» **Prompt**
Will you output all of the data below exactly, omitting the images?

===== Dataset =====

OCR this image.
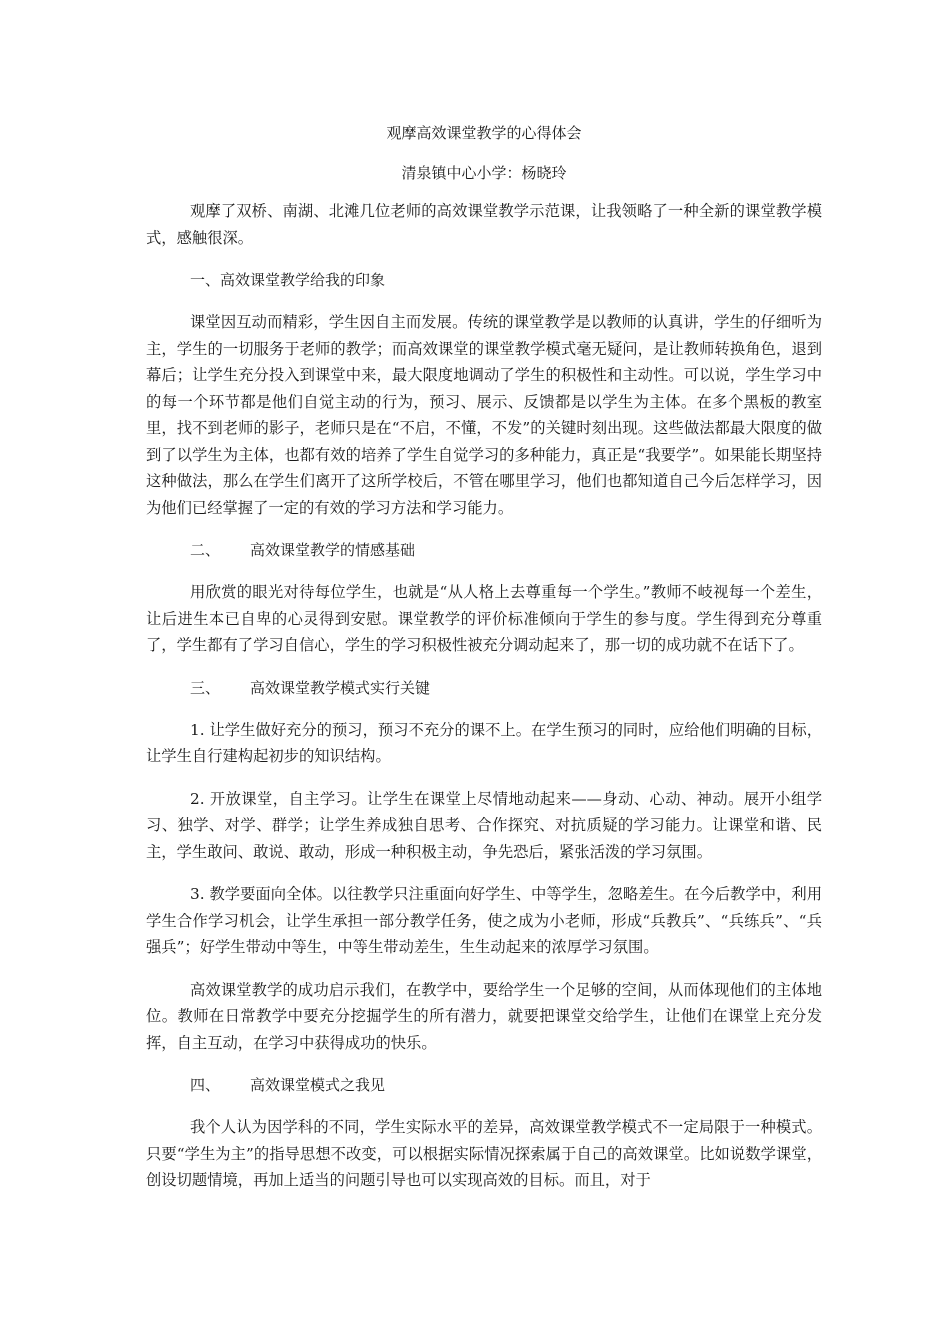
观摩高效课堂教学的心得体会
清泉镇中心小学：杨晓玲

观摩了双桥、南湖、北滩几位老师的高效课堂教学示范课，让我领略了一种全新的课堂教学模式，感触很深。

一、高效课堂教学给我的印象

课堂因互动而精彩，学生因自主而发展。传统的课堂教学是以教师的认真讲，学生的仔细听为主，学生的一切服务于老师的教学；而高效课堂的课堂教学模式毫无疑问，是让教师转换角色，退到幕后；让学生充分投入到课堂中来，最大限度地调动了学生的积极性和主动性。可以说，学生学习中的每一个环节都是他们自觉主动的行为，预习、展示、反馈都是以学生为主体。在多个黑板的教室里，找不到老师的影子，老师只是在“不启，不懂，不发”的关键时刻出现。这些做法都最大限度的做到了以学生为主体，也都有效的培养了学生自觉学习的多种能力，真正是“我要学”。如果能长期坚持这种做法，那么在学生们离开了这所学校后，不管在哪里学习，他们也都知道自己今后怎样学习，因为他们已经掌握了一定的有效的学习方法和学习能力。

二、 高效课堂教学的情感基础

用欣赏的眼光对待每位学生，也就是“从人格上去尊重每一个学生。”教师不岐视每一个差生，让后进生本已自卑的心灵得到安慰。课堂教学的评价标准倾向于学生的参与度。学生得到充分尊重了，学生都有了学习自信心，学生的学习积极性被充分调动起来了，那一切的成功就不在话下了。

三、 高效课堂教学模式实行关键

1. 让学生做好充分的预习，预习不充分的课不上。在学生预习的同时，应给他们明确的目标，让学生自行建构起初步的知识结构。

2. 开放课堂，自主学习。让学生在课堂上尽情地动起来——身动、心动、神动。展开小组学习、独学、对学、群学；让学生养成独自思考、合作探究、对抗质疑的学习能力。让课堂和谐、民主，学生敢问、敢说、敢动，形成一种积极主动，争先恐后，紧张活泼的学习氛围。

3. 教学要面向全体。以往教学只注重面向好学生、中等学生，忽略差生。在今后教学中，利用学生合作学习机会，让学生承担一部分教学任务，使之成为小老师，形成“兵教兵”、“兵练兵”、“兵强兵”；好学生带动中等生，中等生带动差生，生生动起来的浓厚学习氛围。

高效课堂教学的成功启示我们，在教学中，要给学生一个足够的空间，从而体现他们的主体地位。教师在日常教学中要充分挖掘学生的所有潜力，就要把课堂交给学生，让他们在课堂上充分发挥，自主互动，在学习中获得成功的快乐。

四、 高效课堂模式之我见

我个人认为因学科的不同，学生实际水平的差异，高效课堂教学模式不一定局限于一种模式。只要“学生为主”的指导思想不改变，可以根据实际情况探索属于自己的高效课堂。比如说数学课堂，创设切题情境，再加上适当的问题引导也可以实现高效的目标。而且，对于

=====

» **Output for this task**
OCR this image.
观摩高效课堂教学的心得体会
清泉镇中心小学：杨晓玲

观摩了双桥、南湖、北滩几位老师的高效课堂教学示范课，让我领略了一种全新的课堂教学模式，感触很深。

一、高效课堂教学给我的印象

课堂因互动而精彩，学生因自主而发展。传统的课堂教学是以教师的认真讲，学生的仔细听为主，学生的一切服务于老师的教学；而高效课堂的课堂教学模式毫无疑问，是让教师转换角色，退到幕后；让学生充分投入到课堂中来，最大限度地调动了学生的积极性和主动性。可以说，学生学习中的每一个环节都是他们自觉主动的行为，预习、展示、反馈都是以学生为主体。在多个黑板的教室里，找不到老师的影子，老师只是在“不启，不懂，不发”的关键时刻出现。这些做法都最大限度的做到了以学生为主体，也都有效的培养了学生自觉学习的多种能力，真正是“我要学”。如果能长期坚持这种做法，那么在学生们离开了这所学校后，不管在哪里学习，他们也都知道自己今后怎样学习，因为他们已经掌握了一定的有效的学习方法和学习能力。

二、 高效课堂教学的情感基础

用欣赏的眼光对待每位学生，也就是“从人格上去尊重每一个学生。”教师不岐视每一个差生，让后进生本已自卑的心灵得到安慰。课堂教学的评价标准倾向于学生的参与度。学生得到充分尊重了，学生都有了学习自信心，学生的学习积极性被充分调动起来了，那一切的成功就不在话下了。

三、 高效课堂教学模式实行关键

1. 让学生做好充分的预习，预习不充分的课不上。在学生预习的同时，应给他们明确的目标，让学生自行建构起初步的知识结构。

2. 开放课堂，自主学习。让学生在课堂上尽情地动起来——身动、心动、神动。展开小组学习、独学、对学、群学；让学生养成独自思考、合作探究、对抗质疑的学习能力。让课堂和谐、民主，学生敢问、敢说、敢动，形成一种积极主动，争先恐后，紧张活泼的学习氛围。

3. 教学要面向全体。以往教学只注重面向好学生、中等学生，忽略差生。在今后教学中，利用学生合作学习机会，让学生承担一部分教学任务，使之成为小老师，形成“兵教兵”、“兵练兵”、“兵强兵”；好学生带动中等生，中等生带动差生，生生动起来的浓厚学习氛围。

高效课堂教学的成功启示我们，在教学中，要给学生一个足够的空间，从而体现他们的主体地位。教师在日常教学中要充分挖掘学生的所有潜力，就要把课堂交给学生，让他们在课堂上充分发挥，自主互动，在学习中获得成功的快乐。

四、 高效课堂模式之我见

我个人认为因学科的不同，学生实际水平的差异，高效课堂教学模式不一定局限于一种模式。只要“学生为主”的指导思想不改变，可以根据实际情况探索属于自己的高效课堂。比如说数学课堂，创设切题情境，再加上适当的问题引导也可以实现高效的目标。而且，对于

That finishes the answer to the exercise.